Stated problem: Once the pictures are set aside, transcribe the remaining data exactly.

Dataset records:
■ ■ ■ ■
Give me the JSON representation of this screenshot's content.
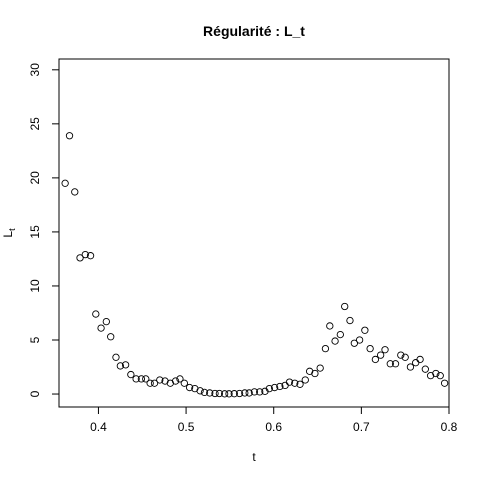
{
  "chart_data": {
    "type": "scatter",
    "title": "Régularité : L_t",
    "xlabel": "t",
    "ylabel": "L",
    "ylabel_subscript": "t",
    "xlim": [
      0.355,
      0.8
    ],
    "ylim": [
      -1.2,
      31
    ],
    "xticks": [
      0.4,
      0.5,
      0.6,
      0.7,
      0.8
    ],
    "xtick_labels": [
      "0.4",
      "0.5",
      "0.6",
      "0.7",
      "0.8"
    ],
    "yticks": [
      0,
      5,
      10,
      15,
      20,
      25,
      30
    ],
    "ytick_labels": [
      "0",
      "5",
      "10",
      "15",
      "20",
      "25",
      "30"
    ],
    "grid": false,
    "marker": "open-circle",
    "colors": {
      "points": "#000000",
      "axes": "#000000",
      "background": "#ffffff"
    },
    "x": [
      0.362,
      0.367,
      0.373,
      0.379,
      0.385,
      0.391,
      0.397,
      0.403,
      0.409,
      0.414,
      0.42,
      0.425,
      0.431,
      0.437,
      0.443,
      0.449,
      0.454,
      0.459,
      0.464,
      0.47,
      0.476,
      0.482,
      0.488,
      0.493,
      0.498,
      0.504,
      0.51,
      0.516,
      0.521,
      0.527,
      0.533,
      0.538,
      0.544,
      0.549,
      0.555,
      0.561,
      0.567,
      0.572,
      0.578,
      0.584,
      0.59,
      0.595,
      0.601,
      0.607,
      0.613,
      0.618,
      0.624,
      0.63,
      0.636,
      0.641,
      0.647,
      0.653,
      0.659,
      0.664,
      0.67,
      0.676,
      0.681,
      0.687,
      0.692,
      0.698,
      0.704,
      0.71,
      0.716,
      0.722,
      0.727,
      0.733,
      0.739,
      0.745,
      0.75,
      0.756,
      0.762,
      0.767,
      0.773,
      0.779,
      0.785,
      0.79,
      0.795
    ],
    "y": [
      19.5,
      23.9,
      18.7,
      12.6,
      12.9,
      12.8,
      7.4,
      6.1,
      6.7,
      5.3,
      3.4,
      2.6,
      2.7,
      1.8,
      1.4,
      1.4,
      1.4,
      1.0,
      1.0,
      1.3,
      1.2,
      1.0,
      1.2,
      1.4,
      1.0,
      0.6,
      0.5,
      0.3,
      0.15,
      0.1,
      0.05,
      0.05,
      0.02,
      0.02,
      0.03,
      0.05,
      0.1,
      0.1,
      0.2,
      0.2,
      0.25,
      0.5,
      0.6,
      0.7,
      0.8,
      1.1,
      1.0,
      0.9,
      1.3,
      2.1,
      1.9,
      2.4,
      4.2,
      6.3,
      4.9,
      5.5,
      8.1,
      6.8,
      4.7,
      5.0,
      5.9,
      4.2,
      3.2,
      3.6,
      4.1,
      2.8,
      2.8,
      3.6,
      3.4,
      2.5,
      2.9,
      3.2,
      2.3,
      1.7,
      1.9,
      1.7,
      1.0
    ]
  }
}
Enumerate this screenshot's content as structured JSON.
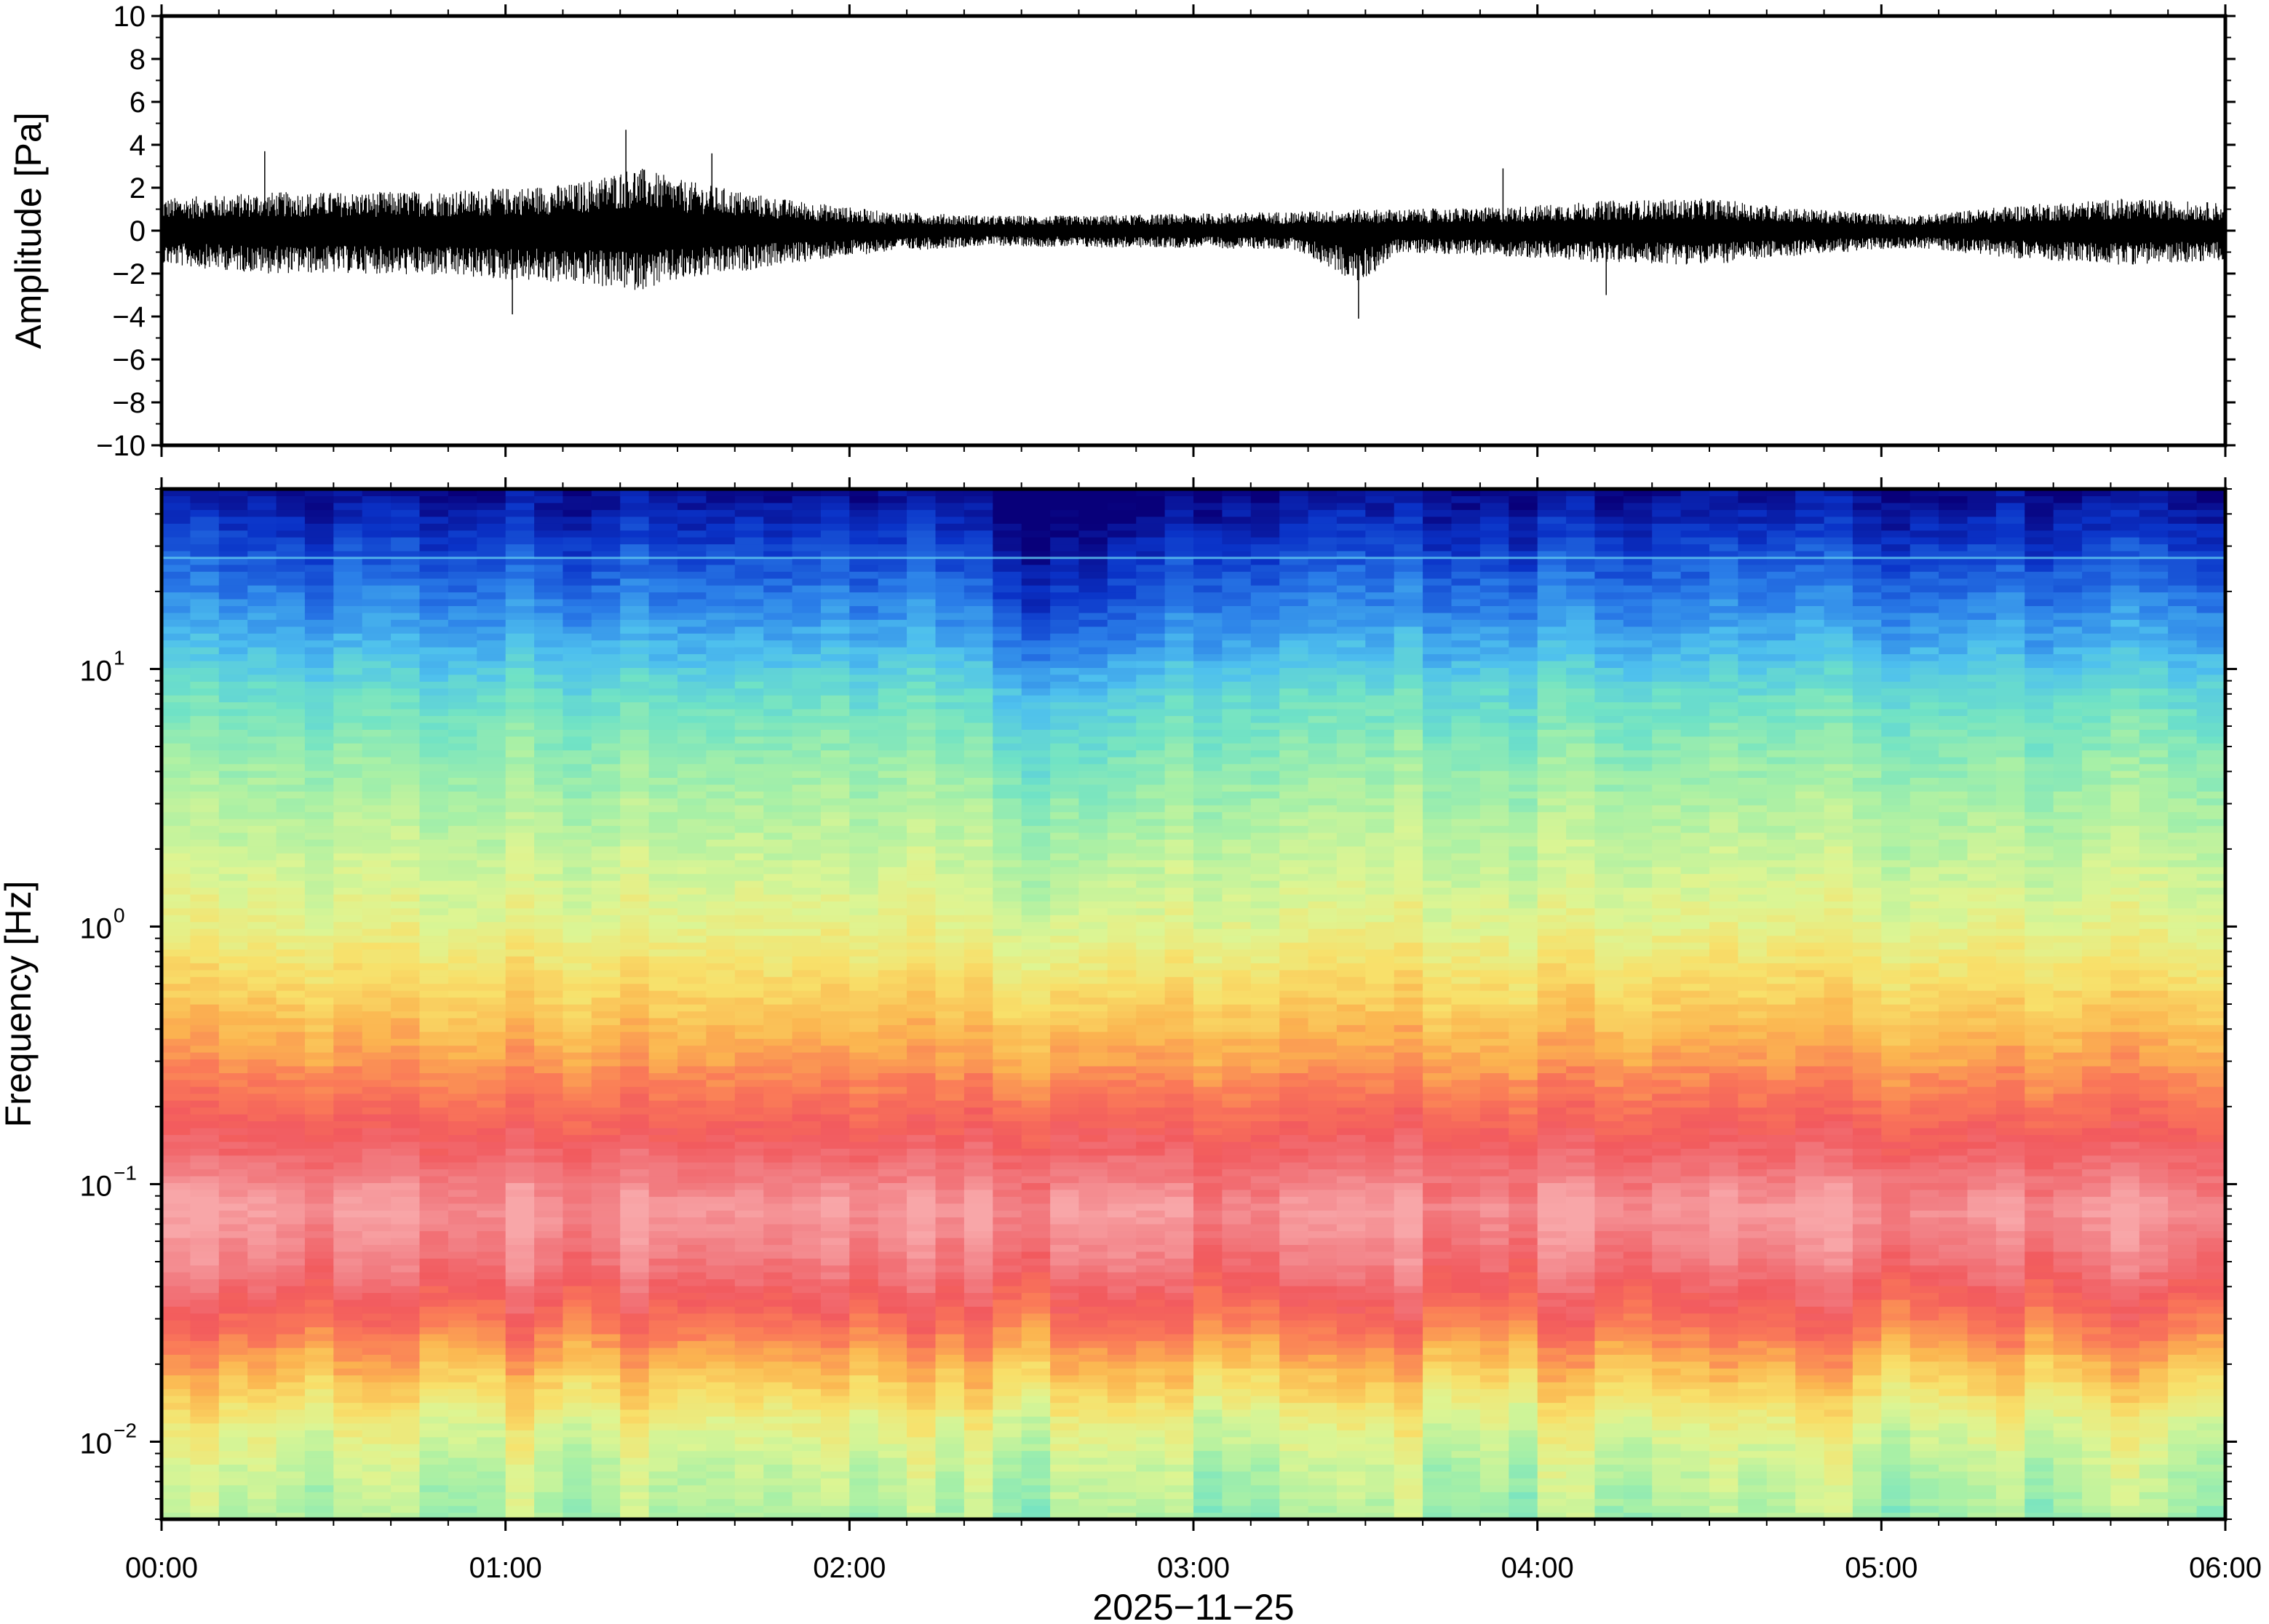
{
  "chart_data": [
    {
      "type": "line",
      "ylabel": "Amplitude [Pa]",
      "ylim": [
        -10,
        10
      ],
      "yticks": [
        10,
        8,
        6,
        4,
        2,
        0,
        -2,
        -4,
        -6,
        -8,
        -10
      ],
      "ytick_labels": [
        "10",
        "8",
        "6",
        "4",
        "2",
        "0",
        "−2",
        "−4",
        "−6",
        "−8",
        "−10"
      ],
      "x_range_hours": [
        0,
        6
      ],
      "series": [
        {
          "x_hours": [
            0.0,
            0.3,
            0.6,
            0.9,
            1.2,
            1.38,
            1.5,
            1.8,
            2.1,
            2.4,
            2.7,
            3.0,
            3.3,
            3.48,
            3.6,
            3.9,
            4.2,
            4.5,
            4.8,
            5.1,
            5.4,
            5.7,
            6.0
          ],
          "envelope_upper": [
            1.5,
            1.8,
            1.8,
            1.9,
            2.2,
            3.0,
            2.4,
            1.5,
            0.9,
            0.7,
            0.7,
            0.8,
            0.9,
            1.0,
            1.0,
            1.1,
            1.4,
            1.5,
            1.0,
            0.7,
            1.2,
            1.5,
            1.3
          ],
          "envelope_lower": [
            -1.6,
            -2.0,
            -2.0,
            -2.2,
            -2.5,
            -2.8,
            -2.4,
            -1.6,
            -1.0,
            -0.7,
            -0.8,
            -0.8,
            -0.9,
            -2.5,
            -1.0,
            -1.2,
            -1.5,
            -1.6,
            -1.1,
            -0.8,
            -1.3,
            -1.6,
            -1.4
          ],
          "spikes": [
            {
              "x_hours": 0.3,
              "y": 3.7
            },
            {
              "x_hours": 1.02,
              "y": -3.9
            },
            {
              "x_hours": 1.35,
              "y": 4.7
            },
            {
              "x_hours": 1.6,
              "y": 3.6
            },
            {
              "x_hours": 3.48,
              "y": -4.1
            },
            {
              "x_hours": 3.9,
              "y": 2.9
            },
            {
              "x_hours": 4.2,
              "y": -3.0
            }
          ]
        }
      ]
    },
    {
      "type": "heatmap",
      "xlabel": "2025−11−25",
      "ylabel": "Frequency [Hz]",
      "yscale": "log",
      "ylim": [
        0.005,
        50
      ],
      "yticks": [
        0.01,
        0.1,
        1,
        10
      ],
      "ytick_labels": [
        {
          "base": "10",
          "exp": "−2"
        },
        {
          "base": "10",
          "exp": "−1"
        },
        {
          "base": "10",
          "exp": "0"
        },
        {
          "base": "10",
          "exp": "1"
        }
      ],
      "x_range_hours": [
        0,
        6
      ],
      "xticks": [
        "00:00",
        "01:00",
        "02:00",
        "03:00",
        "04:00",
        "05:00",
        "06:00"
      ],
      "colormap": [
        "#08007a",
        "#0a33c8",
        "#2a7de8",
        "#4ec0ee",
        "#6fe2c6",
        "#a8f0a6",
        "#ddf593",
        "#f8e06a",
        "#fbb550",
        "#fa7a58",
        "#f25a5e",
        "#f27f84",
        "#f8a6a8"
      ],
      "profile_freq_hz": [
        0.005,
        0.008,
        0.012,
        0.02,
        0.03,
        0.05,
        0.08,
        0.12,
        0.2,
        0.3,
        0.5,
        1,
        2,
        4,
        8,
        12,
        20,
        30,
        50
      ],
      "profile_level": [
        0.42,
        0.46,
        0.52,
        0.66,
        0.78,
        0.9,
        0.97,
        0.88,
        0.78,
        0.7,
        0.62,
        0.52,
        0.46,
        0.4,
        0.32,
        0.24,
        0.16,
        0.1,
        0.02
      ],
      "quiet_interval_hours": [
        2.3,
        3.0
      ],
      "spectral_line_hz": 27
    }
  ]
}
■ ■ ■ ■
Response for this exercise:
Give me the JSON representation of this screenshot's content.
{
  "chart_data": {
    "type": "scatter",
    "title": "Régularité : L_t",
    "xlabel": "t",
    "ylabel": "L",
    "ylabel_subscript": "t",
    "xlim": [
      0.355,
      0.8
    ],
    "ylim": [
      -1.2,
      31
    ],
    "xticks": [
      0.4,
      0.5,
      0.6,
      0.7,
      0.8
    ],
    "xtick_labels": [
      "0.4",
      "0.5",
      "0.6",
      "0.7",
      "0.8"
    ],
    "yticks": [
      0,
      5,
      10,
      15,
      20,
      25,
      30
    ],
    "ytick_labels": [
      "0",
      "5",
      "10",
      "15",
      "20",
      "25",
      "30"
    ],
    "grid": false,
    "marker": "open-circle",
    "colors": {
      "points": "#000000",
      "axes": "#000000",
      "background": "#ffffff"
    },
    "x": [
      0.362,
      0.367,
      0.373,
      0.379,
      0.385,
      0.391,
      0.397,
      0.403,
      0.409,
      0.414,
      0.42,
      0.425,
      0.431,
      0.437,
      0.443,
      0.449,
      0.454,
      0.459,
      0.464,
      0.47,
      0.476,
      0.482,
      0.488,
      0.493,
      0.498,
      0.504,
      0.51,
      0.516,
      0.521,
      0.527,
      0.533,
      0.538,
      0.544,
      0.549,
      0.555,
      0.561,
      0.567,
      0.572,
      0.578,
      0.584,
      0.59,
      0.595,
      0.601,
      0.607,
      0.613,
      0.618,
      0.624,
      0.63,
      0.636,
      0.641,
      0.647,
      0.653,
      0.659,
      0.664,
      0.67,
      0.676,
      0.681,
      0.687,
      0.692,
      0.698,
      0.704,
      0.71,
      0.716,
      0.722,
      0.727,
      0.733,
      0.739,
      0.745,
      0.75,
      0.756,
      0.762,
      0.767,
      0.773,
      0.779,
      0.785,
      0.79,
      0.795
    ],
    "y": [
      19.5,
      23.9,
      18.7,
      12.6,
      12.9,
      12.8,
      7.4,
      6.1,
      6.7,
      5.3,
      3.4,
      2.6,
      2.7,
      1.8,
      1.4,
      1.4,
      1.4,
      1.0,
      1.0,
      1.3,
      1.2,
      1.0,
      1.2,
      1.4,
      1.0,
      0.6,
      0.5,
      0.3,
      0.15,
      0.1,
      0.05,
      0.05,
      0.02,
      0.02,
      0.03,
      0.05,
      0.1,
      0.1,
      0.2,
      0.2,
      0.25,
      0.5,
      0.6,
      0.7,
      0.8,
      1.1,
      1.0,
      0.9,
      1.3,
      2.1,
      1.9,
      2.4,
      4.2,
      6.3,
      4.9,
      5.5,
      8.1,
      6.8,
      4.7,
      5.0,
      5.9,
      4.2,
      3.2,
      3.6,
      4.1,
      2.8,
      2.8,
      3.6,
      3.4,
      2.5,
      2.9,
      3.2,
      2.3,
      1.7,
      1.9,
      1.7,
      1.0
    ]
  }
}
Enumerate this screenshot's content as structured JSON.
{
  "chart_data": [
    {
      "type": "line",
      "ylabel": "Amplitude [Pa]",
      "ylim": [
        -10,
        10
      ],
      "yticks": [
        10,
        8,
        6,
        4,
        2,
        0,
        -2,
        -4,
        -6,
        -8,
        -10
      ],
      "ytick_labels": [
        "10",
        "8",
        "6",
        "4",
        "2",
        "0",
        "−2",
        "−4",
        "−6",
        "−8",
        "−10"
      ],
      "x_range_hours": [
        0,
        6
      ],
      "series": [
        {
          "x_hours": [
            0.0,
            0.3,
            0.6,
            0.9,
            1.2,
            1.38,
            1.5,
            1.8,
            2.1,
            2.4,
            2.7,
            3.0,
            3.3,
            3.48,
            3.6,
            3.9,
            4.2,
            4.5,
            4.8,
            5.1,
            5.4,
            5.7,
            6.0
          ],
          "envelope_upper": [
            1.5,
            1.8,
            1.8,
            1.9,
            2.2,
            3.0,
            2.4,
            1.5,
            0.9,
            0.7,
            0.7,
            0.8,
            0.9,
            1.0,
            1.0,
            1.1,
            1.4,
            1.5,
            1.0,
            0.7,
            1.2,
            1.5,
            1.3
          ],
          "envelope_lower": [
            -1.6,
            -2.0,
            -2.0,
            -2.2,
            -2.5,
            -2.8,
            -2.4,
            -1.6,
            -1.0,
            -0.7,
            -0.8,
            -0.8,
            -0.9,
            -2.5,
            -1.0,
            -1.2,
            -1.5,
            -1.6,
            -1.1,
            -0.8,
            -1.3,
            -1.6,
            -1.4
          ],
          "spikes": [
            {
              "x_hours": 0.3,
              "y": 3.7
            },
            {
              "x_hours": 1.02,
              "y": -3.9
            },
            {
              "x_hours": 1.35,
              "y": 4.7
            },
            {
              "x_hours": 1.6,
              "y": 3.6
            },
            {
              "x_hours": 3.48,
              "y": -4.1
            },
            {
              "x_hours": 3.9,
              "y": 2.9
            },
            {
              "x_hours": 4.2,
              "y": -3.0
            }
          ]
        }
      ]
    },
    {
      "type": "heatmap",
      "xlabel": "2025−11−25",
      "ylabel": "Frequency [Hz]",
      "yscale": "log",
      "ylim": [
        0.005,
        50
      ],
      "yticks": [
        0.01,
        0.1,
        1,
        10
      ],
      "ytick_labels": [
        {
          "base": "10",
          "exp": "−2"
        },
        {
          "base": "10",
          "exp": "−1"
        },
        {
          "base": "10",
          "exp": "0"
        },
        {
          "base": "10",
          "exp": "1"
        }
      ],
      "x_range_hours": [
        0,
        6
      ],
      "xticks": [
        "00:00",
        "01:00",
        "02:00",
        "03:00",
        "04:00",
        "05:00",
        "06:00"
      ],
      "colormap": [
        "#08007a",
        "#0a33c8",
        "#2a7de8",
        "#4ec0ee",
        "#6fe2c6",
        "#a8f0a6",
        "#ddf593",
        "#f8e06a",
        "#fbb550",
        "#fa7a58",
        "#f25a5e",
        "#f27f84",
        "#f8a6a8"
      ],
      "profile_freq_hz": [
        0.005,
        0.008,
        0.012,
        0.02,
        0.03,
        0.05,
        0.08,
        0.12,
        0.2,
        0.3,
        0.5,
        1,
        2,
        4,
        8,
        12,
        20,
        30,
        50
      ],
      "profile_level": [
        0.42,
        0.46,
        0.52,
        0.66,
        0.78,
        0.9,
        0.97,
        0.88,
        0.78,
        0.7,
        0.62,
        0.52,
        0.46,
        0.4,
        0.32,
        0.24,
        0.16,
        0.1,
        0.02
      ],
      "quiet_interval_hours": [
        2.3,
        3.0
      ],
      "spectral_line_hz": 27
    }
  ]
}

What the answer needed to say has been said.